RECORDS FOR THIS TASK -
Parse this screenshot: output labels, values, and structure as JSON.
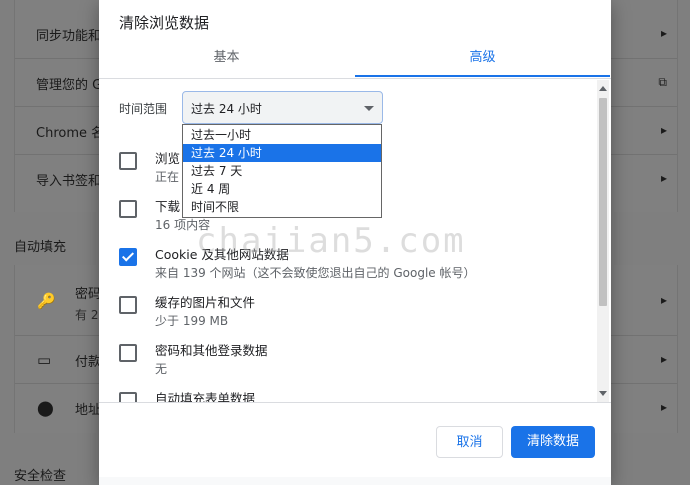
{
  "background": {
    "rows_top": [
      {
        "label": "同步功能和",
        "icon": "",
        "arrow": "▸"
      },
      {
        "label": "管理您的 G",
        "icon": "",
        "arrow": "⧉"
      },
      {
        "label": "Chrome 名",
        "icon": "",
        "arrow": "▸"
      },
      {
        "label": "导入书签和",
        "icon": "",
        "arrow": "▸"
      }
    ],
    "section_autofill": "自动填充",
    "rows_autofill": [
      {
        "label": "密码",
        "sub": "有 2",
        "icon": "🔑",
        "arrow": "▸"
      },
      {
        "label": "付款",
        "sub": "",
        "icon": "▭",
        "arrow": "▸"
      },
      {
        "label": "地址",
        "sub": "",
        "icon": "⬤",
        "arrow": "▸"
      }
    ],
    "section_safety": "安全检查"
  },
  "dialog": {
    "title": "清除浏览数据",
    "tabs": [
      {
        "label": "基本",
        "active": false
      },
      {
        "label": "高级",
        "active": true
      }
    ],
    "time_range_label": "时间范围",
    "time_range_value": "过去 24 小时",
    "time_range_options": [
      "过去一小时",
      "过去 24 小时",
      "过去 7 天",
      "近 4 周",
      "时间不限"
    ],
    "items": [
      {
        "title": "浏览",
        "desc": "正在",
        "checked": false
      },
      {
        "title": "下载",
        "desc": "16 项内容",
        "checked": false
      },
      {
        "title": "Cookie 及其他网站数据",
        "desc": "来自 139 个网站（这不会致使您退出自己的 Google 帐号）",
        "checked": true
      },
      {
        "title": "缓存的图片和文件",
        "desc": "少于 199 MB",
        "checked": false
      },
      {
        "title": "密码和其他登录数据",
        "desc": "无",
        "checked": false
      },
      {
        "title": "自动填充表单数据",
        "desc": "",
        "checked": false
      }
    ],
    "cancel_label": "取消",
    "clear_label": "清除数据"
  },
  "watermark": "chaiian5.com",
  "colors": {
    "accent": "#1a73e8"
  }
}
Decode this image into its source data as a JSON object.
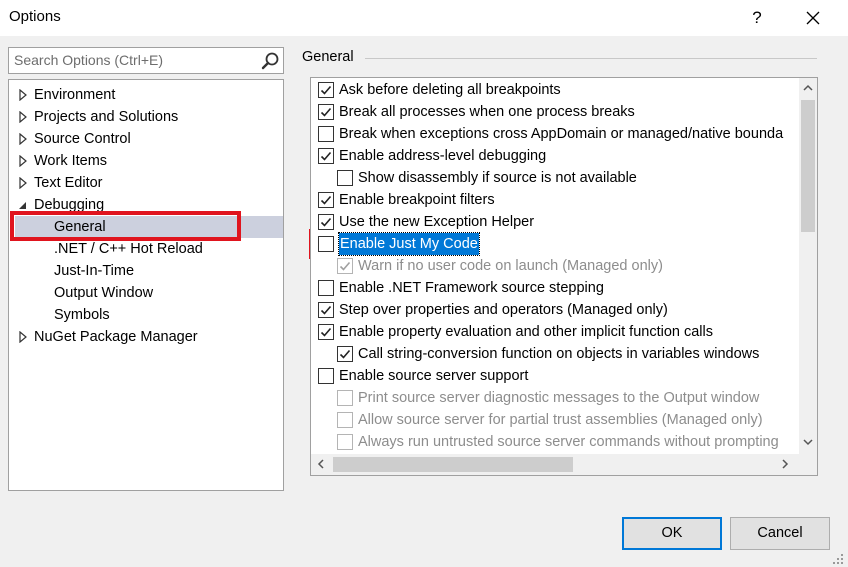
{
  "window": {
    "title": "Options",
    "help_label": "?"
  },
  "search": {
    "placeholder": "Search Options (Ctrl+E)"
  },
  "tree": {
    "items": [
      {
        "label": "Environment",
        "expander": "collapsed"
      },
      {
        "label": "Projects and Solutions",
        "expander": "collapsed"
      },
      {
        "label": "Source Control",
        "expander": "collapsed"
      },
      {
        "label": "Work Items",
        "expander": "collapsed"
      },
      {
        "label": "Text Editor",
        "expander": "collapsed"
      },
      {
        "label": "Debugging",
        "expander": "expanded"
      },
      {
        "label": "General",
        "expander": "none",
        "selected": true
      },
      {
        "label": ".NET / C++ Hot Reload",
        "expander": "none"
      },
      {
        "label": "Just-In-Time",
        "expander": "none"
      },
      {
        "label": "Output Window",
        "expander": "none"
      },
      {
        "label": "Symbols",
        "expander": "none"
      },
      {
        "label": "NuGet Package Manager",
        "expander": "collapsed"
      }
    ]
  },
  "panel": {
    "title": "General",
    "options": [
      {
        "label": "Ask before deleting all breakpoints",
        "checked": true,
        "enabled": true
      },
      {
        "label": "Break all processes when one process breaks",
        "checked": true,
        "enabled": true
      },
      {
        "label": "Break when exceptions cross AppDomain or managed/native bounda",
        "checked": false,
        "enabled": true
      },
      {
        "label": "Enable address-level debugging",
        "checked": true,
        "enabled": true
      },
      {
        "label": "Show disassembly if source is not available",
        "checked": false,
        "enabled": true
      },
      {
        "label": "Enable breakpoint filters",
        "checked": true,
        "enabled": true
      },
      {
        "label": "Use the new Exception Helper",
        "checked": true,
        "enabled": true
      },
      {
        "label": "Enable Just My Code",
        "checked": false,
        "enabled": true,
        "focused": true
      },
      {
        "label": "Warn if no user code on launch (Managed only)",
        "checked": true,
        "enabled": false
      },
      {
        "label": "Enable .NET Framework source stepping",
        "checked": false,
        "enabled": true
      },
      {
        "label": "Step over properties and operators (Managed only)",
        "checked": true,
        "enabled": true
      },
      {
        "label": "Enable property evaluation and other implicit function calls",
        "checked": true,
        "enabled": true
      },
      {
        "label": "Call string-conversion function on objects in variables windows",
        "checked": true,
        "enabled": true
      },
      {
        "label": "Enable source server support",
        "checked": false,
        "enabled": true
      },
      {
        "label": "Print source server diagnostic messages to the Output window",
        "checked": false,
        "enabled": false
      },
      {
        "label": "Allow source server for partial trust assemblies (Managed only)",
        "checked": false,
        "enabled": false
      },
      {
        "label": "Always run untrusted source server commands without prompting",
        "checked": false,
        "enabled": false
      }
    ]
  },
  "buttons": {
    "ok": "OK",
    "cancel": "Cancel"
  },
  "colors": {
    "highlight": "#e0141e",
    "accent": "#0078d7",
    "selection": "#ccd0de"
  },
  "icons": [
    "close-icon",
    "search-icon",
    "expand-arrow-icon",
    "collapse-arrow-icon",
    "check-icon",
    "scroll-up-icon",
    "scroll-down-icon",
    "scroll-left-icon",
    "scroll-right-icon",
    "resize-grip-icon"
  ]
}
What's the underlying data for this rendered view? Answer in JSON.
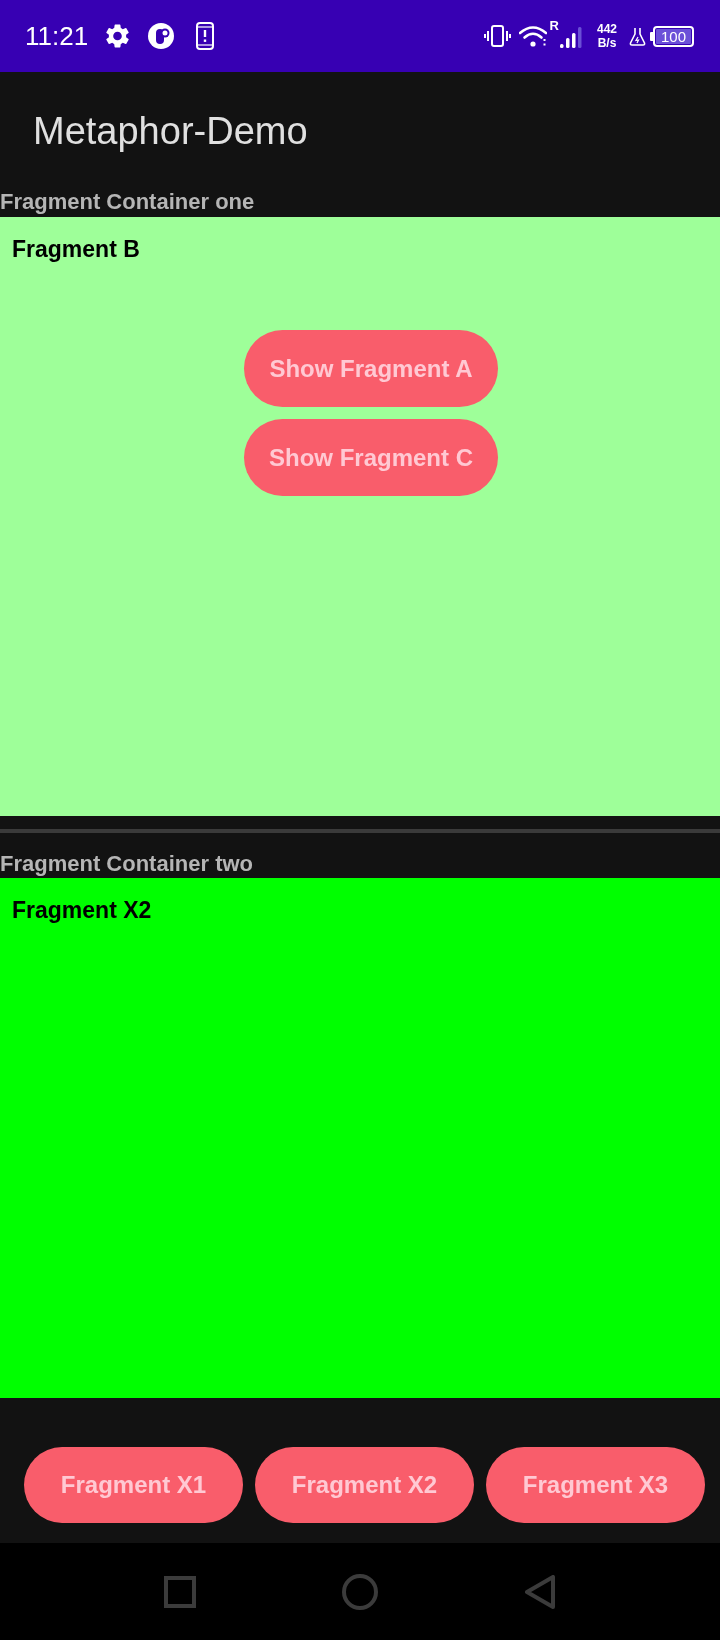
{
  "status_bar": {
    "time": "11:21",
    "signal_label": "R",
    "net_speed": "442",
    "net_speed_unit": "B/s",
    "battery": "100"
  },
  "app_bar": {
    "title": "Metaphor-Demo"
  },
  "containers": [
    {
      "label": "Fragment Container one",
      "fragment": {
        "title": "Fragment B",
        "color": "#9eff99",
        "buttons": [
          "Show Fragment A",
          "Show Fragment C"
        ]
      }
    },
    {
      "label": "Fragment Container two",
      "fragment": {
        "title": "Fragment X2",
        "color": "#00ff00"
      }
    }
  ],
  "bottom_buttons": [
    "Fragment X1",
    "Fragment X2",
    "Fragment X3"
  ]
}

PROBLEM REQUIREMENTS - Exactly as written, set down the lines from the line holding "What's the underlying" to the last line of the data, both ends included, pictures excluded.

ANSWER BELOW -
What's the underlying data for this rendered view? Answer in JSON.
{
  "status_bar": {
    "time": "11:21",
    "signal_label": "R",
    "net_speed": "442",
    "net_speed_unit": "B/s",
    "battery": "100"
  },
  "app_bar": {
    "title": "Metaphor-Demo"
  },
  "containers": [
    {
      "label": "Fragment Container one",
      "fragment": {
        "title": "Fragment B",
        "color": "#9eff99",
        "buttons": [
          "Show Fragment A",
          "Show Fragment C"
        ]
      }
    },
    {
      "label": "Fragment Container two",
      "fragment": {
        "title": "Fragment X2",
        "color": "#00ff00"
      }
    }
  ],
  "bottom_buttons": [
    "Fragment X1",
    "Fragment X2",
    "Fragment X3"
  ]
}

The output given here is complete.